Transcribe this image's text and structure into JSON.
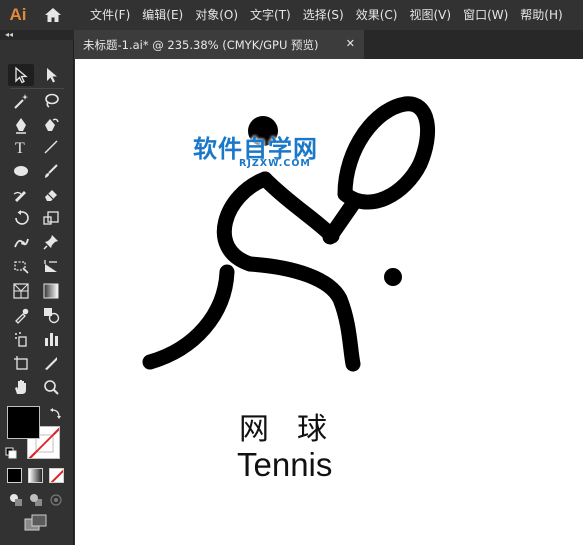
{
  "app": {
    "logo": "Ai"
  },
  "menu": [
    "文件(F)",
    "编辑(E)",
    "对象(O)",
    "文字(T)",
    "选择(S)",
    "效果(C)",
    "视图(V)",
    "窗口(W)",
    "帮助(H)"
  ],
  "document_tab": {
    "label": "未标题-1.ai* @ 235.38% (CMYK/GPU 预览)",
    "close": "✕"
  },
  "panel_collapse": "◂◂",
  "tools": [
    "selection-tool",
    "direct-selection-tool",
    "magic-wand-tool",
    "lasso-tool",
    "pen-tool",
    "curvature-tool",
    "type-tool",
    "line-segment-tool",
    "ellipse-tool",
    "paintbrush-tool",
    "shaper-tool",
    "eraser-tool",
    "rotate-tool",
    "scale-tool",
    "puppet-warp-tool",
    "pin-tool",
    "free-transform-tool",
    "shape-builder-tool",
    "perspective-grid-tool",
    "gradient-tool",
    "eyedropper-tool",
    "blend-tool",
    "symbol-sprayer-tool",
    "column-graph-tool",
    "artboard-tool",
    "slice-tool",
    "hand-tool",
    "zoom-tool"
  ],
  "colors": {
    "fill": "#000000",
    "stroke": "none",
    "accent_logo": "#e08a3c",
    "watermark": "#1a78c8"
  },
  "canvas": {
    "watermark_title": "软件自学网",
    "watermark_url": "RJZXW.COM",
    "title_cn": "网球",
    "title_en": "Tennis"
  }
}
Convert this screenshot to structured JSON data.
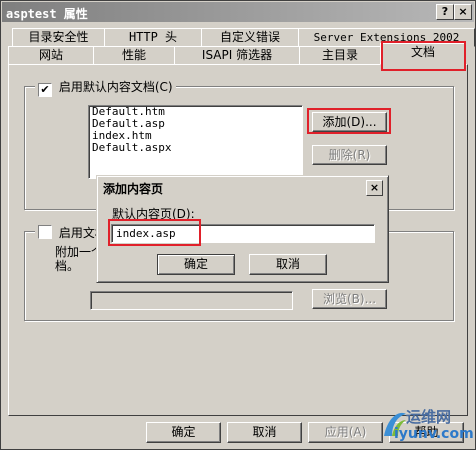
{
  "window": {
    "title": "asptest 属性",
    "help_btn": "?",
    "close_btn": "×"
  },
  "tabs_row1": [
    "目录安全性",
    "HTTP 头",
    "自定义错误",
    "Server Extensions 2002"
  ],
  "tabs_row2": [
    "网站",
    "性能",
    "ISAPI 筛选器",
    "主目录",
    "文档"
  ],
  "panel": {
    "enable_default_label": "启用默认内容文档(C)",
    "enable_default_checked": "✔",
    "documents": [
      "Default.htm",
      "Default.asp",
      "index.htm",
      "Default.aspx"
    ],
    "add_button": "添加(D)...",
    "remove_button": "删除(R)",
    "enable_footer_label": "启用文档",
    "footer_desc_line1": "附加一个",
    "footer_desc_line2": "档。",
    "browse_button": "浏览(B)..."
  },
  "dialog": {
    "title": "添加内容页",
    "close": "×",
    "field_label": "默认内容页(D):",
    "field_value": "index.asp",
    "ok": "确定",
    "cancel": "取消"
  },
  "footer": {
    "ok": "确定",
    "cancel": "取消",
    "apply": "应用(A)",
    "help": "帮助"
  },
  "watermark": {
    "line1": "运维网",
    "line2": "iyunv.com"
  },
  "colors": {
    "highlight": "#e0202a",
    "title_gradient_start": "#7f7f7f"
  }
}
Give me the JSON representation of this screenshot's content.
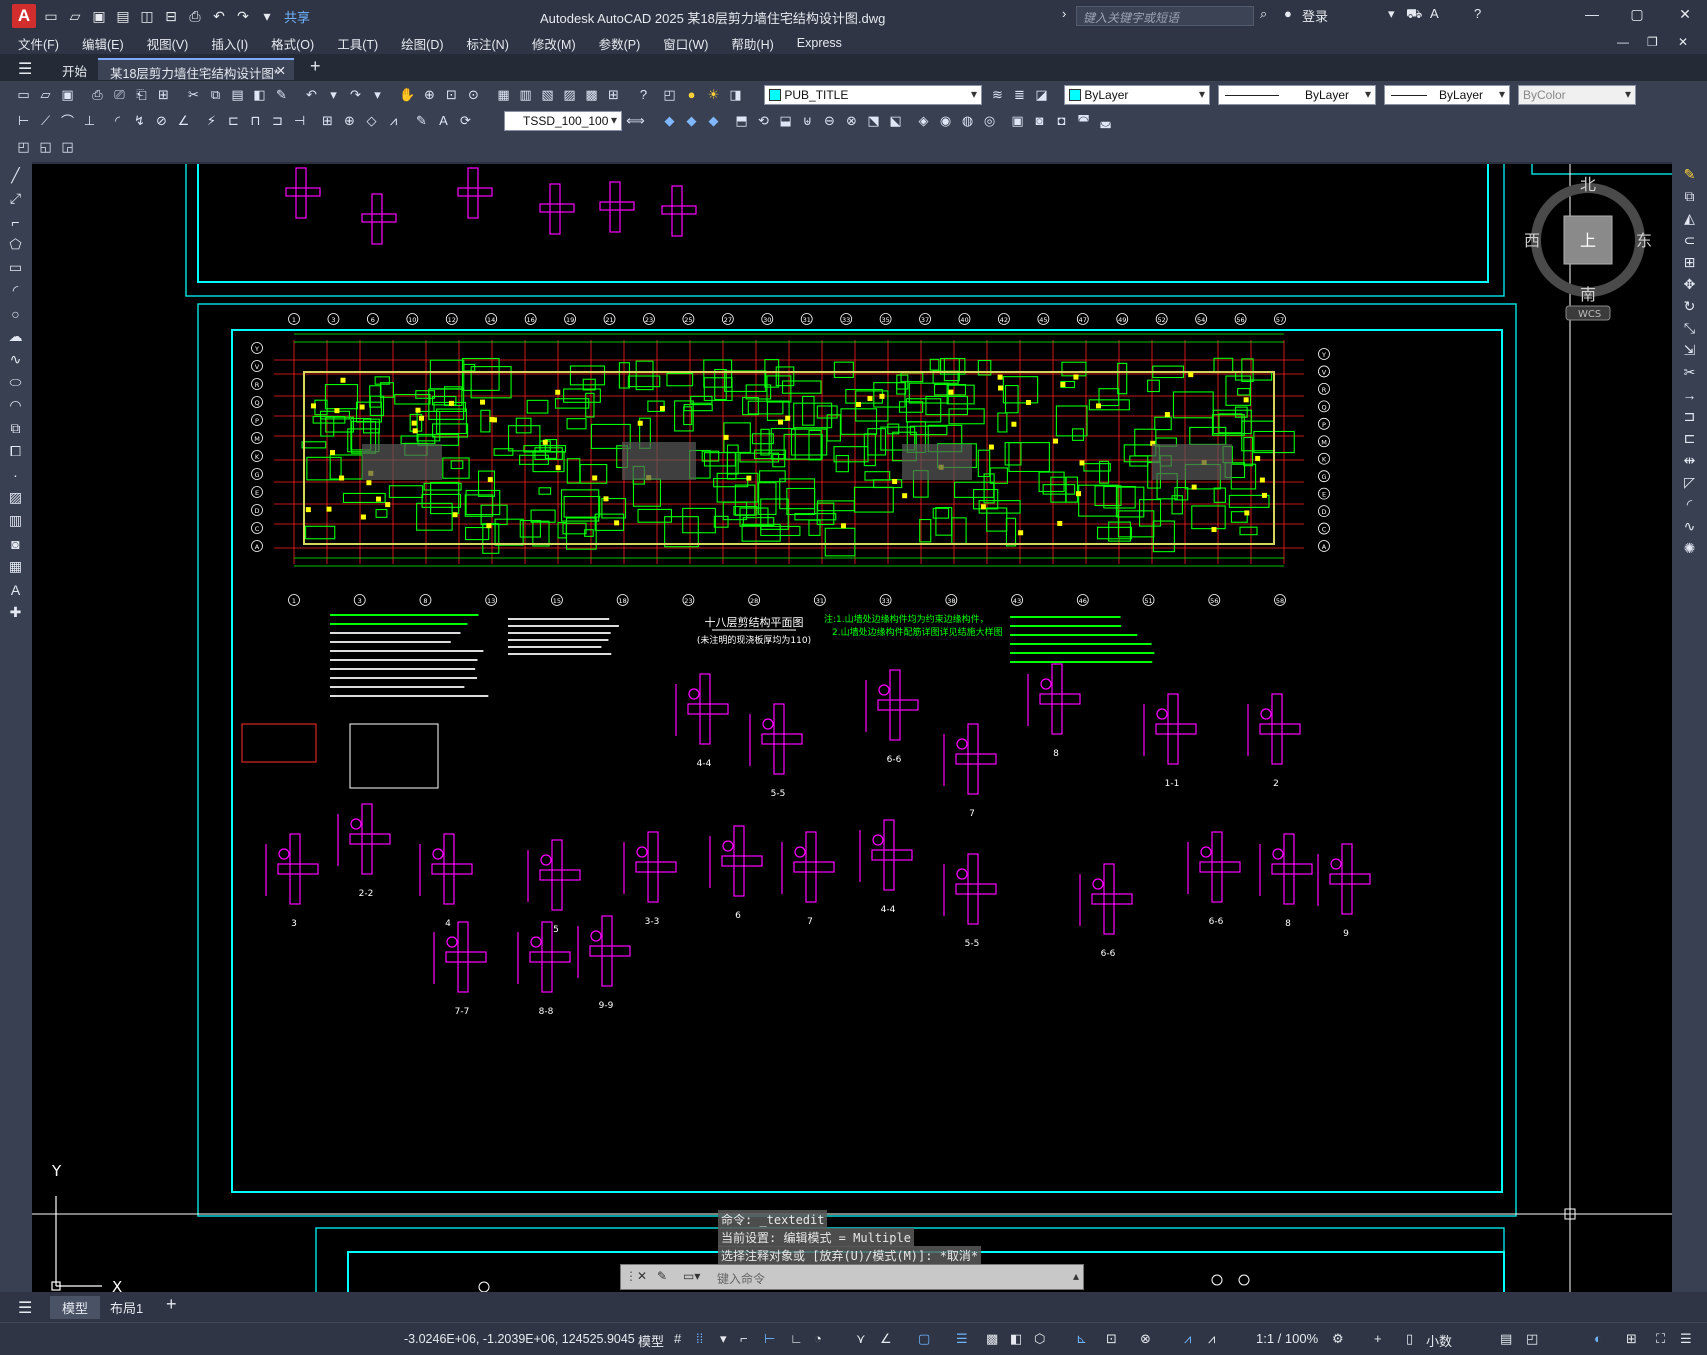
{
  "title_bar": {
    "app_logo": "A",
    "share_label": "共享",
    "window_title": "Autodesk AutoCAD 2025    某18层剪力墙住宅结构设计图.dwg",
    "search_placeholder": "键入关键字或短语",
    "login_label": "登录"
  },
  "menu": {
    "items": [
      "文件(F)",
      "编辑(E)",
      "视图(V)",
      "插入(I)",
      "格式(O)",
      "工具(T)",
      "绘图(D)",
      "标注(N)",
      "修改(M)",
      "参数(P)",
      "窗口(W)",
      "帮助(H)",
      "Express"
    ]
  },
  "file_tabs": {
    "start_label": "开始",
    "active_label": "某18层剪力墙住宅结构设计图*"
  },
  "properties": {
    "layer": "PUB_TITLE",
    "color": "ByLayer",
    "linetype": "ByLayer",
    "lineweight": "ByLayer",
    "plotstyle": "ByColor",
    "dimstyle": "TSSD_100_100"
  },
  "viewcube": {
    "north": "北",
    "south": "南",
    "west": "西",
    "east": "东",
    "top": "上",
    "wcs": "WCS"
  },
  "drawing": {
    "plan_title": "十八层剪结构平面图",
    "plan_subtitle": "(未注明的现浇板厚均为110)",
    "note_title": "注:1.山墙处边缘构件均为约束边缘构件，",
    "note_line2": "2.山墙处边缘构件配筋详图详见结施大样图",
    "axes_top": [
      "1",
      "3",
      "6",
      "10",
      "12",
      "14",
      "16",
      "19",
      "21",
      "23",
      "25",
      "27",
      "30",
      "31",
      "33",
      "35",
      "37",
      "40",
      "42",
      "45",
      "47",
      "49",
      "52",
      "54",
      "56",
      "57"
    ],
    "axes_bottom": [
      "1",
      "3",
      "8",
      "13",
      "15",
      "18",
      "23",
      "28",
      "31",
      "33",
      "38",
      "43",
      "46",
      "51",
      "56",
      "58"
    ],
    "axes_left": [
      "Y",
      "V",
      "R",
      "Q",
      "P",
      "M",
      "K",
      "G",
      "E",
      "D",
      "C",
      "A"
    ],
    "section_labels": [
      "4-4",
      "5-5",
      "6-6",
      "7",
      "8",
      "1-1",
      "2",
      "3",
      "2-2",
      "4",
      "5",
      "3-3",
      "6",
      "7",
      "4-4",
      "5-5",
      "6-6",
      "6-6",
      "8",
      "9",
      "7-7",
      "8-8",
      "9-9"
    ]
  },
  "command": {
    "history_1": "命令:  _textedit",
    "history_2": "当前设置: 编辑模式 = Multiple",
    "history_3": "选择注释对象或 [放弃(U)/模式(M)]: *取消*",
    "prompt": "键入命令"
  },
  "layout_tabs": {
    "model_label": "模型",
    "layout1_label": "布局1"
  },
  "status": {
    "coordinates": "-3.0246E+06, -1.2039E+06, 124525.9045",
    "model_label": "模型",
    "scale": "1:1 / 100%",
    "units": "小数"
  },
  "colors": {
    "accent": "#7fa8ff",
    "plan_green": "#00ff00",
    "detail_magenta": "#ff00ff",
    "frame_cyan": "#00e5e5",
    "grid_red": "#ff2020"
  }
}
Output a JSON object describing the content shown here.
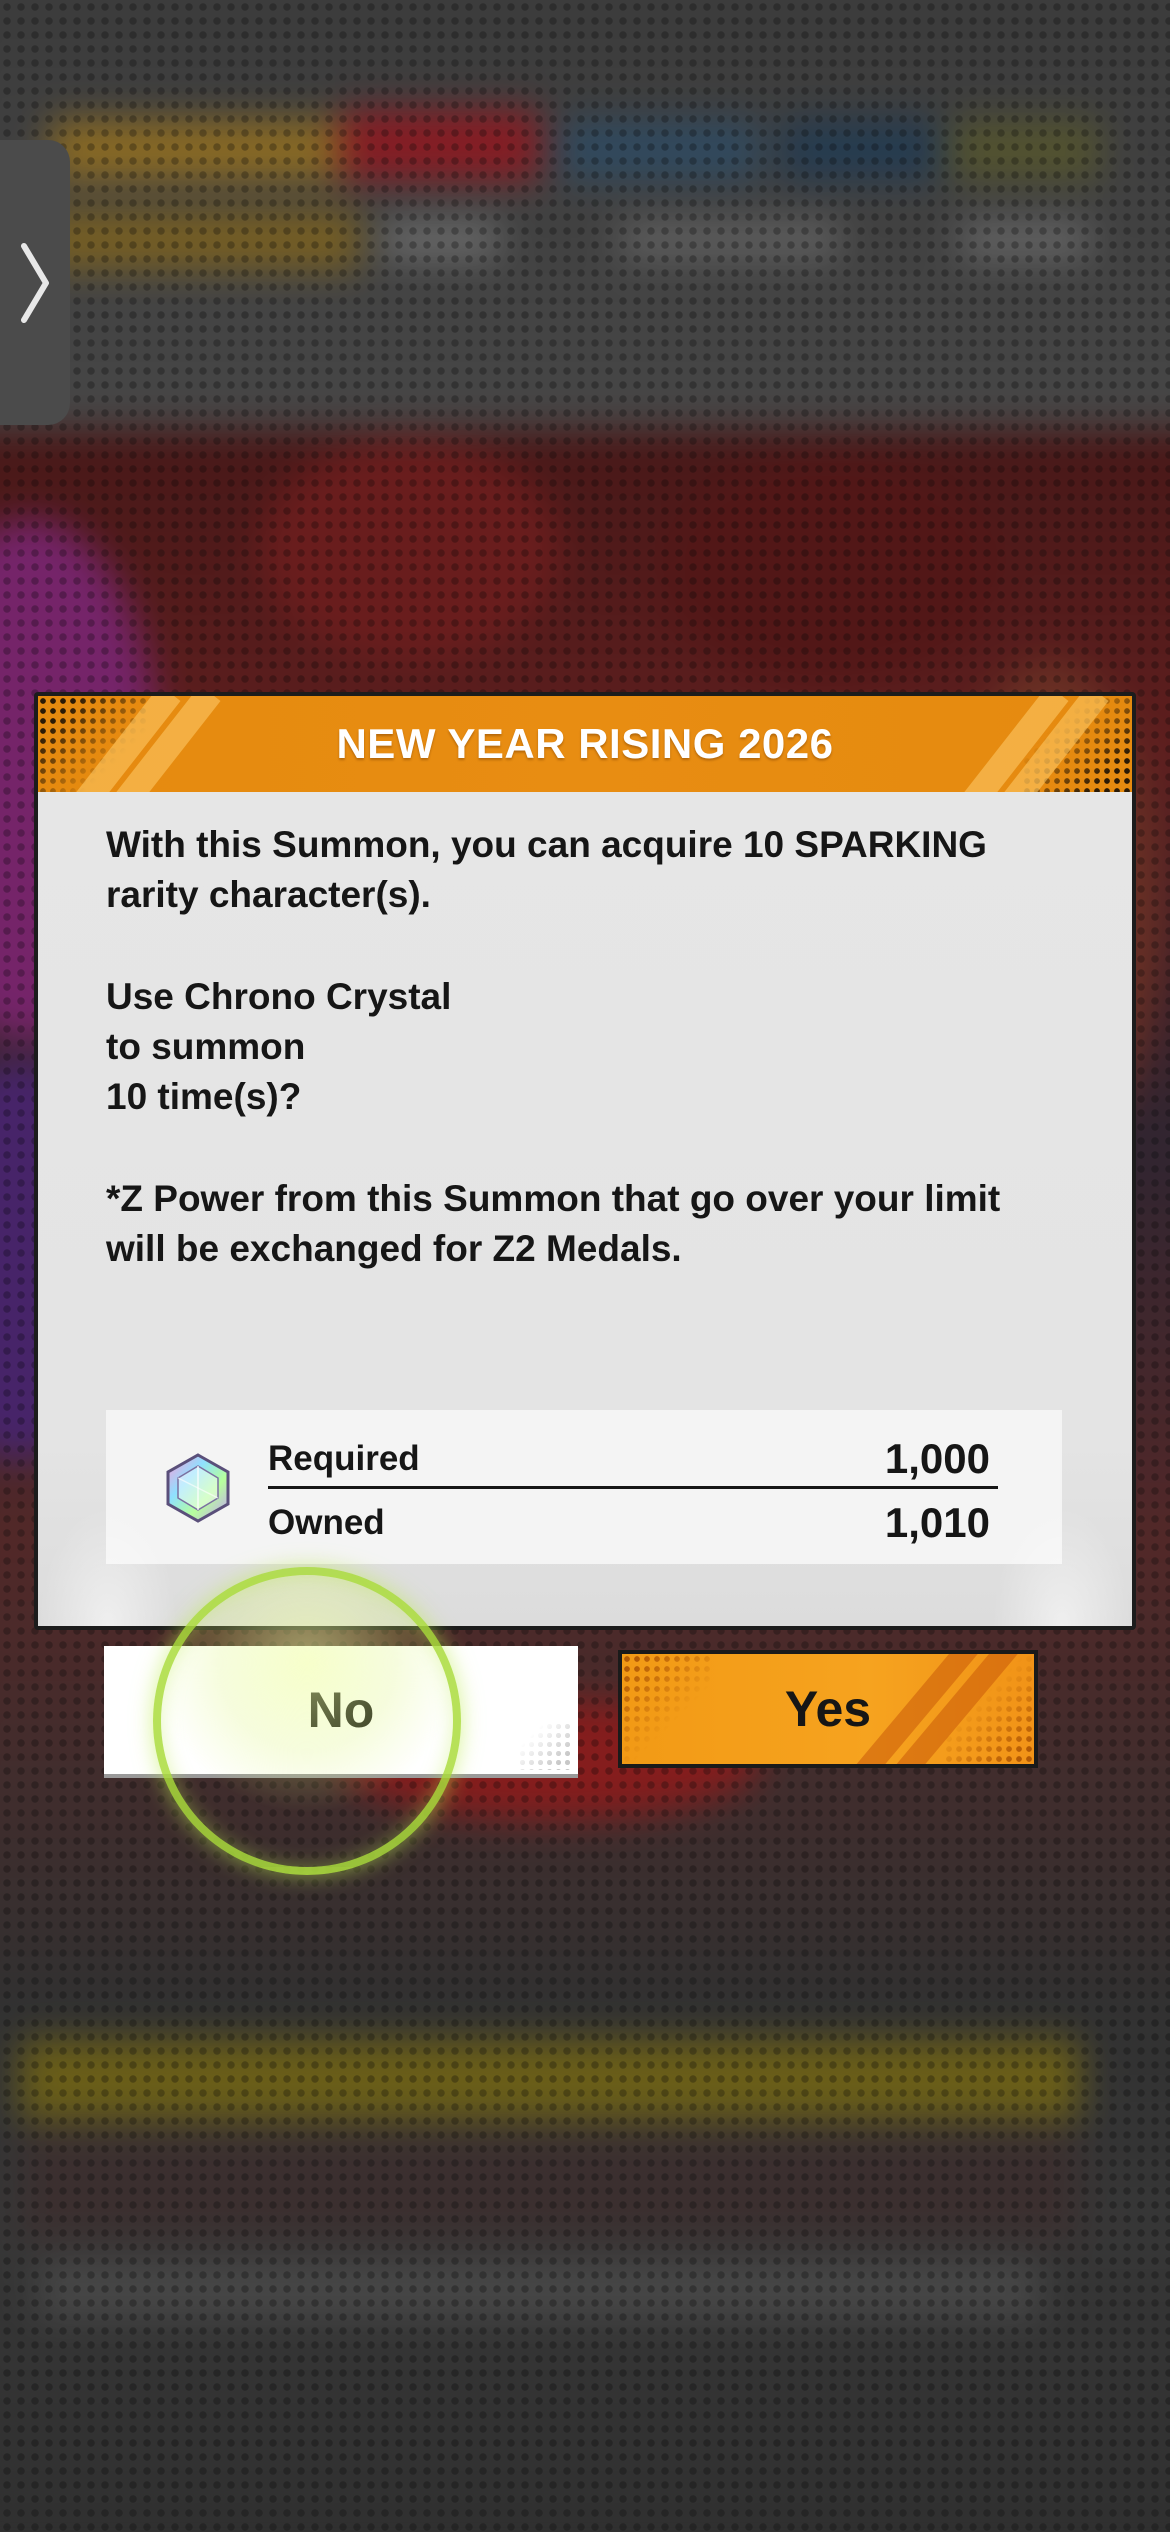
{
  "colors": {
    "header_orange": "#e88d12",
    "yes_button": "#f6a31f",
    "dialog_bg": "#e6e6e6",
    "tap_ring": "#aadc3c"
  },
  "side_tab": {
    "icon": "chevron-right-icon"
  },
  "dialog": {
    "title": "NEW YEAR RISING 2026",
    "line1": "With this Summon, you can acquire 10 SPARKING rarity character(s).",
    "line2": "Use Chrono Crystal",
    "line3": "to summon",
    "line4": "10 time(s)?",
    "note": "*Z Power from this Summon that go over your limit will be exchanged for Z2 Medals.",
    "cost": {
      "icon": "chrono-crystal-icon",
      "required_label": "Required",
      "required_value": "1,000",
      "owned_label": "Owned",
      "owned_value": "1,010"
    }
  },
  "buttons": {
    "no_label": "No",
    "yes_label": "Yes"
  }
}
————————
■ What you have to do ■
Give back the whole listing as it stands, minus its pictures.

■ Expected output ■
Transcribe this image's text and structure into JSON.
{
  "app": {
    "logo": "Ai"
  },
  "menu": [
    "文件(F)",
    "编辑(E)",
    "对象(O)",
    "文字(T)",
    "选择(S)",
    "效果(C)",
    "视图(V)",
    "窗口(W)",
    "帮助(H)"
  ],
  "document_tab": {
    "label": "未标题-1.ai* @ 235.38% (CMYK/GPU 预览)",
    "close": "✕"
  },
  "panel_collapse": "◂◂",
  "tools": [
    "selection-tool",
    "direct-selection-tool",
    "magic-wand-tool",
    "lasso-tool",
    "pen-tool",
    "curvature-tool",
    "type-tool",
    "line-segment-tool",
    "ellipse-tool",
    "paintbrush-tool",
    "shaper-tool",
    "eraser-tool",
    "rotate-tool",
    "scale-tool",
    "puppet-warp-tool",
    "pin-tool",
    "free-transform-tool",
    "shape-builder-tool",
    "perspective-grid-tool",
    "gradient-tool",
    "eyedropper-tool",
    "blend-tool",
    "symbol-sprayer-tool",
    "column-graph-tool",
    "artboard-tool",
    "slice-tool",
    "hand-tool",
    "zoom-tool"
  ],
  "colors": {
    "fill": "#000000",
    "stroke": "none",
    "accent_logo": "#e08a3c",
    "watermark": "#1a78c8"
  },
  "canvas": {
    "watermark_title": "软件自学网",
    "watermark_url": "RJZXW.COM",
    "title_cn": "网球",
    "title_en": "Tennis"
  }
}
Convert this screenshot to structured JSON data.
{
  "window": {
    "title": "asptest 属性",
    "help_btn": "?",
    "close_btn": "×"
  },
  "tabs_row1": [
    "目录安全性",
    "HTTP 头",
    "自定义错误",
    "Server Extensions 2002"
  ],
  "tabs_row2": [
    "网站",
    "性能",
    "ISAPI 筛选器",
    "主目录",
    "文档"
  ],
  "panel": {
    "enable_default_label": "启用默认内容文档(C)",
    "enable_default_checked": "✔",
    "documents": [
      "Default.htm",
      "Default.asp",
      "index.htm",
      "Default.aspx"
    ],
    "add_button": "添加(D)...",
    "remove_button": "删除(R)",
    "enable_footer_label": "启用文档",
    "footer_desc_line1": "附加一个",
    "footer_desc_line2": "档。",
    "browse_button": "浏览(B)..."
  },
  "dialog": {
    "title": "添加内容页",
    "close": "×",
    "field_label": "默认内容页(D):",
    "field_value": "index.asp",
    "ok": "确定",
    "cancel": "取消"
  },
  "footer": {
    "ok": "确定",
    "cancel": "取消",
    "apply": "应用(A)",
    "help": "帮助"
  },
  "watermark": {
    "line1": "运维网",
    "line2": "iyunv.com"
  },
  "colors": {
    "highlight": "#e0202a",
    "title_gradient_start": "#7f7f7f"
  }
}
Give me the JSON representation of this screenshot's content.
{
  "title_bar": {
    "app_logo": "A",
    "share_label": "共享",
    "window_title": "Autodesk AutoCAD 2025    某18层剪力墙住宅结构设计图.dwg",
    "search_placeholder": "键入关键字或短语",
    "login_label": "登录"
  },
  "menu": {
    "items": [
      "文件(F)",
      "编辑(E)",
      "视图(V)",
      "插入(I)",
      "格式(O)",
      "工具(T)",
      "绘图(D)",
      "标注(N)",
      "修改(M)",
      "参数(P)",
      "窗口(W)",
      "帮助(H)",
      "Express"
    ]
  },
  "file_tabs": {
    "start_label": "开始",
    "active_label": "某18层剪力墙住宅结构设计图*"
  },
  "properties": {
    "layer": "PUB_TITLE",
    "color": "ByLayer",
    "linetype": "ByLayer",
    "lineweight": "ByLayer",
    "plotstyle": "ByColor",
    "dimstyle": "TSSD_100_100"
  },
  "viewcube": {
    "north": "北",
    "south": "南",
    "west": "西",
    "east": "东",
    "top": "上",
    "wcs": "WCS"
  },
  "drawing": {
    "plan_title": "十八层剪结构平面图",
    "plan_subtitle": "(未注明的现浇板厚均为110)",
    "note_title": "注:1.山墙处边缘构件均为约束边缘构件，",
    "note_line2": "2.山墙处边缘构件配筋详图详见结施大样图",
    "axes_top": [
      "1",
      "3",
      "6",
      "10",
      "12",
      "14",
      "16",
      "19",
      "21",
      "23",
      "25",
      "27",
      "30",
      "31",
      "33",
      "35",
      "37",
      "40",
      "42",
      "45",
      "47",
      "49",
      "52",
      "54",
      "56",
      "57"
    ],
    "axes_bottom": [
      "1",
      "3",
      "8",
      "13",
      "15",
      "18",
      "23",
      "28",
      "31",
      "33",
      "38",
      "43",
      "46",
      "51",
      "56",
      "58"
    ],
    "axes_left": [
      "Y",
      "V",
      "R",
      "Q",
      "P",
      "M",
      "K",
      "G",
      "E",
      "D",
      "C",
      "A"
    ],
    "section_labels": [
      "4-4",
      "5-5",
      "6-6",
      "7",
      "8",
      "1-1",
      "2",
      "3",
      "2-2",
      "4",
      "5",
      "3-3",
      "6",
      "7",
      "4-4",
      "5-5",
      "6-6",
      "6-6",
      "8",
      "9",
      "7-7",
      "8-8",
      "9-9"
    ]
  },
  "command": {
    "history_1": "命令:  _textedit",
    "history_2": "当前设置: 编辑模式 = Multiple",
    "history_3": "选择注释对象或 [放弃(U)/模式(M)]: *取消*",
    "prompt": "键入命令"
  },
  "layout_tabs": {
    "model_label": "模型",
    "layout1_label": "布局1"
  },
  "status": {
    "coordinates": "-3.0246E+06, -1.2039E+06, 124525.9045",
    "model_label": "模型",
    "scale": "1:1 / 100%",
    "units": "小数"
  },
  "colors": {
    "accent": "#7fa8ff",
    "plan_green": "#00ff00",
    "detail_magenta": "#ff00ff",
    "frame_cyan": "#00e5e5",
    "grid_red": "#ff2020"
  }
}
Output a JSON object describing the content shown here.
{
  "colors": {
    "header_orange": "#e88d12",
    "yes_button": "#f6a31f",
    "dialog_bg": "#e6e6e6",
    "tap_ring": "#aadc3c"
  },
  "side_tab": {
    "icon": "chevron-right-icon"
  },
  "dialog": {
    "title": "NEW YEAR RISING 2026",
    "line1": "With this Summon, you can acquire 10 SPARKING rarity character(s).",
    "line2": "Use Chrono Crystal",
    "line3": "to summon",
    "line4": "10 time(s)?",
    "note": "*Z Power from this Summon that go over your limit will be exchanged for Z2 Medals.",
    "cost": {
      "icon": "chrono-crystal-icon",
      "required_label": "Required",
      "required_value": "1,000",
      "owned_label": "Owned",
      "owned_value": "1,010"
    }
  },
  "buttons": {
    "no_label": "No",
    "yes_label": "Yes"
  }
}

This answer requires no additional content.